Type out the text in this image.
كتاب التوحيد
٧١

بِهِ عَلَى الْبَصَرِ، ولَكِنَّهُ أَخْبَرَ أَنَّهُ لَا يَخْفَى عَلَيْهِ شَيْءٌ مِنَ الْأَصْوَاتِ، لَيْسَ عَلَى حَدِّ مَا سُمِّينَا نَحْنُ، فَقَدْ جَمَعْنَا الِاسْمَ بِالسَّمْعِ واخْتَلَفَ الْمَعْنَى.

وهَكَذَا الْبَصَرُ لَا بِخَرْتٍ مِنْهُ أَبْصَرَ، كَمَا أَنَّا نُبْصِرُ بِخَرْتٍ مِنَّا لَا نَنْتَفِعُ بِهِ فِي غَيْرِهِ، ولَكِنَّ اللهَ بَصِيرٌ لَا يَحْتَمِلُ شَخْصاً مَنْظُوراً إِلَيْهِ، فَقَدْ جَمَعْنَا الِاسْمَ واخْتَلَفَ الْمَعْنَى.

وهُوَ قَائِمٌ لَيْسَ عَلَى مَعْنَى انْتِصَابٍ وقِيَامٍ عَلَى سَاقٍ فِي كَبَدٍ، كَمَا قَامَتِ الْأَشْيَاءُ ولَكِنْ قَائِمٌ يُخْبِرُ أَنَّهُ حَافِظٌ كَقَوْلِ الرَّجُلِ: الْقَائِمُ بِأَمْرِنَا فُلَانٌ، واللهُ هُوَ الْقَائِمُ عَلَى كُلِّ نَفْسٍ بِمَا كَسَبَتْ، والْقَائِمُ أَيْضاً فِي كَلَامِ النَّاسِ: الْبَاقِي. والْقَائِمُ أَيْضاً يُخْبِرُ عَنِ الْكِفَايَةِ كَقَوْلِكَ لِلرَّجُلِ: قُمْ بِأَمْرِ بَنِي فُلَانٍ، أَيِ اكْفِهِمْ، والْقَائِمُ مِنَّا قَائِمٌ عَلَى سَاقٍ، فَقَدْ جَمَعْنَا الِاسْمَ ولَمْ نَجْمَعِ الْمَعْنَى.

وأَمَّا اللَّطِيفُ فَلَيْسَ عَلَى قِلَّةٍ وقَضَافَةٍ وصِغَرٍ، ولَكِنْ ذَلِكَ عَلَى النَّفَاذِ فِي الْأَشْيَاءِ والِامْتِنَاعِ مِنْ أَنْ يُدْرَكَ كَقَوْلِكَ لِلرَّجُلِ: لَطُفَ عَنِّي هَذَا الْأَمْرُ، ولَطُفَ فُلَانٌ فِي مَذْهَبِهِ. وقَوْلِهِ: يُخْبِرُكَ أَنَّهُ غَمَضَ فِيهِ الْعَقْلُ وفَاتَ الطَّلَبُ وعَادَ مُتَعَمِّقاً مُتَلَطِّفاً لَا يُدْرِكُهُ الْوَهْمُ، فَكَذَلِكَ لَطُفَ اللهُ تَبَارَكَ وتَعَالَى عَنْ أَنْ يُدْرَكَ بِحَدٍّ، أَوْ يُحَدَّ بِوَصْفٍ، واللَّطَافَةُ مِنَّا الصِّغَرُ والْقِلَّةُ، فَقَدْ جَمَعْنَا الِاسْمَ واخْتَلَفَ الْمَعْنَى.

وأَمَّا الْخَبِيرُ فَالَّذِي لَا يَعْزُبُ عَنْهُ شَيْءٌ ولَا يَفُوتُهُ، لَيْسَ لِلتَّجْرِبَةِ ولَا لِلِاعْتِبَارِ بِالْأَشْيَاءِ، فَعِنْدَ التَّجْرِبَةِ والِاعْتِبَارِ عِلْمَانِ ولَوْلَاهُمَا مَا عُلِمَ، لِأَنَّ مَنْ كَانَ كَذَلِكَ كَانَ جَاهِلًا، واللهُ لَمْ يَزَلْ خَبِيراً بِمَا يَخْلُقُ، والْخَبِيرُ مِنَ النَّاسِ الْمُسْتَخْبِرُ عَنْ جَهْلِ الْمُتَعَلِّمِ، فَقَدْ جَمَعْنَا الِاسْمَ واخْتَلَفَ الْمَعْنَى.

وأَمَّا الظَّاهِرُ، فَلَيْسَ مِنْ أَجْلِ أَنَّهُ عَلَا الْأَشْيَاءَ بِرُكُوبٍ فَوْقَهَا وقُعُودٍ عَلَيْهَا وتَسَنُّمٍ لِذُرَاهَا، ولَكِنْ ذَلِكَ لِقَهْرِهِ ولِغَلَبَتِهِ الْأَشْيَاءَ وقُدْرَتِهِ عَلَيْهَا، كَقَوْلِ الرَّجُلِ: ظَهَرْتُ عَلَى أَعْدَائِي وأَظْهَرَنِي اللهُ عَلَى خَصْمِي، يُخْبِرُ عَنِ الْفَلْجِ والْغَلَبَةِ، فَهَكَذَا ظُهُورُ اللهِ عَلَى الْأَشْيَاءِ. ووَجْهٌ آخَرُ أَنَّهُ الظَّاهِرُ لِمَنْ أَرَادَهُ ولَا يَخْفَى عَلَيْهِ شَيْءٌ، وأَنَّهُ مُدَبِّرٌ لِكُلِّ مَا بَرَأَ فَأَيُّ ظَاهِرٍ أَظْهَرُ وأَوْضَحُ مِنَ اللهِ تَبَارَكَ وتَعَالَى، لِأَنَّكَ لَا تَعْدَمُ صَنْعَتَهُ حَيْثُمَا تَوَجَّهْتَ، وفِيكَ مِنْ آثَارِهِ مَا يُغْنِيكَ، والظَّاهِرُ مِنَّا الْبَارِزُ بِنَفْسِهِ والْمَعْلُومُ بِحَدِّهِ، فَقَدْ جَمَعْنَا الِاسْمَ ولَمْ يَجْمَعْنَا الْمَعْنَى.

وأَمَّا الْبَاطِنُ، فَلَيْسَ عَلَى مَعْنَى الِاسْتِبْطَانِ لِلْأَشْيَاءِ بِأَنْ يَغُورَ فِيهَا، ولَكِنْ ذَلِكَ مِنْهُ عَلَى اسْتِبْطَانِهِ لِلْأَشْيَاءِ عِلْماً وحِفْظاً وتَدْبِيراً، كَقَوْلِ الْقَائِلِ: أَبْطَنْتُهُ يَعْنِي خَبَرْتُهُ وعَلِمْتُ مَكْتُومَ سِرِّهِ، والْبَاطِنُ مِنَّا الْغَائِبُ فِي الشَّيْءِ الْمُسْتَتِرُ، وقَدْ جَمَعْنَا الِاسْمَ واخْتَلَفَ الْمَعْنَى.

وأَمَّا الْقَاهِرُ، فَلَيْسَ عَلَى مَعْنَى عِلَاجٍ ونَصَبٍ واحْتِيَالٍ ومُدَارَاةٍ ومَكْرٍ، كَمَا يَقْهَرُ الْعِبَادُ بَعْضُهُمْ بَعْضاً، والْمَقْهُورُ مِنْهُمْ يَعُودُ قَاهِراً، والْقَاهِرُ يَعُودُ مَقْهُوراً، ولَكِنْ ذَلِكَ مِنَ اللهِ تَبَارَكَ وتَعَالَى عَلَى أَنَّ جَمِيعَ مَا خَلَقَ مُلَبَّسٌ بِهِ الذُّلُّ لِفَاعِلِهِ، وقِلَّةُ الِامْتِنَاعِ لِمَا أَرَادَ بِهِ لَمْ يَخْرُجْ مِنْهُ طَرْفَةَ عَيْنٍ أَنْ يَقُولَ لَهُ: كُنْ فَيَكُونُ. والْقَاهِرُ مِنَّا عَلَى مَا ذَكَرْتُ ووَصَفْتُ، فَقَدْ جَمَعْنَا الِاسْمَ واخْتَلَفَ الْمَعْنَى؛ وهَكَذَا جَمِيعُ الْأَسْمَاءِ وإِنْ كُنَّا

--------------------------------------------------

• [Required task]: Go through the material line by line. Show each line that contains the string "والله".

• [Result for this task]:
وهُوَ قَائِمٌ لَيْسَ عَلَى مَعْنَى انْتِصَابٍ وقِيَامٍ عَلَى سَاقٍ فِي كَبَدٍ، كَمَا قَامَتِ الْأَشْيَاءُ ولَكِنْ قَائِمٌ يُخْبِرُ أَنَّهُ حَافِظٌ كَقَوْلِ الرَّجُلِ: الْقَائِمُ بِأَمْرِنَا فُلَانٌ، واللهُ هُوَ الْقَائِمُ عَلَى كُلِّ نَفْسٍ بِمَا كَسَبَتْ، والْقَائِمُ أَيْضاً فِي كَلَامِ النَّاسِ: الْبَاقِي. والْقَائِمُ أَيْضاً يُخْبِرُ عَنِ الْكِفَايَةِ كَقَوْلِكَ لِلرَّجُلِ: قُمْ بِأَمْرِ بَنِي فُلَانٍ، أَيِ اكْفِهِمْ، والْقَائِمُ مِنَّا قَائِمٌ عَلَى سَاقٍ، فَقَدْ جَمَعْنَا الِاسْمَ ولَمْ نَجْمَعِ الْمَعْنَى.
وأَمَّا الْخَبِيرُ فَالَّذِي لَا يَعْزُبُ عَنْهُ شَيْءٌ ولَا يَفُوتُهُ، لَيْسَ لِلتَّجْرِبَةِ ولَا لِلِاعْتِبَارِ بِالْأَشْيَاءِ، فَعِنْدَ التَّجْرِبَةِ والِاعْتِبَارِ عِلْمَانِ ولَوْلَاهُمَا مَا عُلِمَ، لِأَنَّ مَنْ كَانَ كَذَلِكَ كَانَ جَاهِلًا، واللهُ لَمْ يَزَلْ خَبِيراً بِمَا يَخْلُقُ، والْخَبِيرُ مِنَ النَّاسِ الْمُسْتَخْبِرُ عَنْ جَهْلِ الْمُتَعَلِّمِ، فَقَدْ جَمَعْنَا الِاسْمَ واخْتَلَفَ الْمَعْنَى.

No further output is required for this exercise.